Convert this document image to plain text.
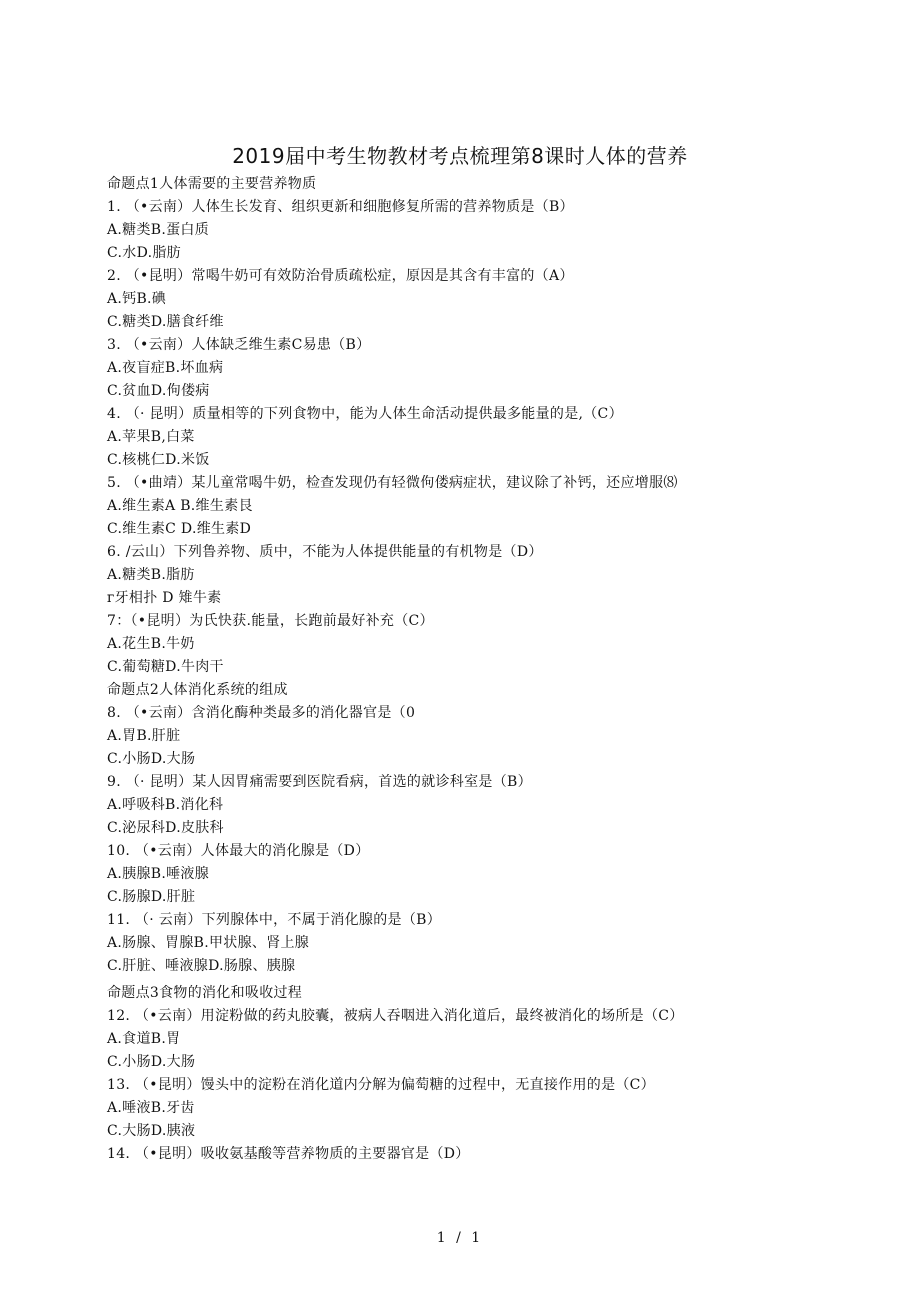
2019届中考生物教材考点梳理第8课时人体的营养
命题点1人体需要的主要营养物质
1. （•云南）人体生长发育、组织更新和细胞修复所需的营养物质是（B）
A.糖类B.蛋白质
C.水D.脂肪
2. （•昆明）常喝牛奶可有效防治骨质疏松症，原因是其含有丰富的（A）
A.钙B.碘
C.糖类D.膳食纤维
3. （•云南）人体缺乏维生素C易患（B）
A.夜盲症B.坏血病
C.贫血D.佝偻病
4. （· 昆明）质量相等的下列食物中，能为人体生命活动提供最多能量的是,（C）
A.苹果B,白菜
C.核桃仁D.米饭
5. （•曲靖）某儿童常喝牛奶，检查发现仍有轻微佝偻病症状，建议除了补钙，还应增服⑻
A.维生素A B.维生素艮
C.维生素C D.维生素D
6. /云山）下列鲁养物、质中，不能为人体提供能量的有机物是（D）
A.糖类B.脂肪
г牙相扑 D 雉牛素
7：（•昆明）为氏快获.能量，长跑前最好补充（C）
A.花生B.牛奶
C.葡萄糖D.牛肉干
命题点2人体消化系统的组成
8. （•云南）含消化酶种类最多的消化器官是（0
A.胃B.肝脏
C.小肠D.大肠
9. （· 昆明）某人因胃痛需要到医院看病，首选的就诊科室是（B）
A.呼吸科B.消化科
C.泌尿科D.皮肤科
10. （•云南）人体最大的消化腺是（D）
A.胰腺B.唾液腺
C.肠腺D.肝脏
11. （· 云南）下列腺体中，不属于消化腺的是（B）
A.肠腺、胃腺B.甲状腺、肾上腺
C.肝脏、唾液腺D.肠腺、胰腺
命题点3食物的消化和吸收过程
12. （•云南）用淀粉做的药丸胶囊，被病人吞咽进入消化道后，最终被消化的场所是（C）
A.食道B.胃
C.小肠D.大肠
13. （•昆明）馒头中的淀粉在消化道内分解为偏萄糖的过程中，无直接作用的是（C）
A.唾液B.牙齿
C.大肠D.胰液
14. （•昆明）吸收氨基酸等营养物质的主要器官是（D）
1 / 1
━━━━━━━━━━
**What needs to be done:** Copy the data character for character, but drop all pictures from the copy.

**Expected answer:**
Convert this document image to plain text.
2019届中考生物教材考点梳理第8课时人体的营养
命题点1人体需要的主要营养物质
1. （•云南）人体生长发育、组织更新和细胞修复所需的营养物质是（B）
A.糖类B.蛋白质
C.水D.脂肪
2. （•昆明）常喝牛奶可有效防治骨质疏松症，原因是其含有丰富的（A）
A.钙B.碘
C.糖类D.膳食纤维
3. （•云南）人体缺乏维生素C易患（B）
A.夜盲症B.坏血病
C.贫血D.佝偻病
4. （· 昆明）质量相等的下列食物中，能为人体生命活动提供最多能量的是,（C）
A.苹果B,白菜
C.核桃仁D.米饭
5. （•曲靖）某儿童常喝牛奶，检查发现仍有轻微佝偻病症状，建议除了补钙，还应增服⑻
A.维生素A B.维生素艮
C.维生素C D.维生素D
6. /云山）下列鲁养物、质中，不能为人体提供能量的有机物是（D）
A.糖类B.脂肪
г牙相扑 D 雉牛素
7：（•昆明）为氏快获.能量，长跑前最好补充（C）
A.花生B.牛奶
C.葡萄糖D.牛肉干
命题点2人体消化系统的组成
8. （•云南）含消化酶种类最多的消化器官是（0
A.胃B.肝脏
C.小肠D.大肠
9. （· 昆明）某人因胃痛需要到医院看病，首选的就诊科室是（B）
A.呼吸科B.消化科
C.泌尿科D.皮肤科
10. （•云南）人体最大的消化腺是（D）
A.胰腺B.唾液腺
C.肠腺D.肝脏
11. （· 云南）下列腺体中，不属于消化腺的是（B）
A.肠腺、胃腺B.甲状腺、肾上腺
C.肝脏、唾液腺D.肠腺、胰腺
命题点3食物的消化和吸收过程
12. （•云南）用淀粉做的药丸胶囊，被病人吞咽进入消化道后，最终被消化的场所是（C）
A.食道B.胃
C.小肠D.大肠
13. （•昆明）馒头中的淀粉在消化道内分解为偏萄糖的过程中，无直接作用的是（C）
A.唾液B.牙齿
C.大肠D.胰液
14. （•昆明）吸收氨基酸等营养物质的主要器官是（D）
1 / 1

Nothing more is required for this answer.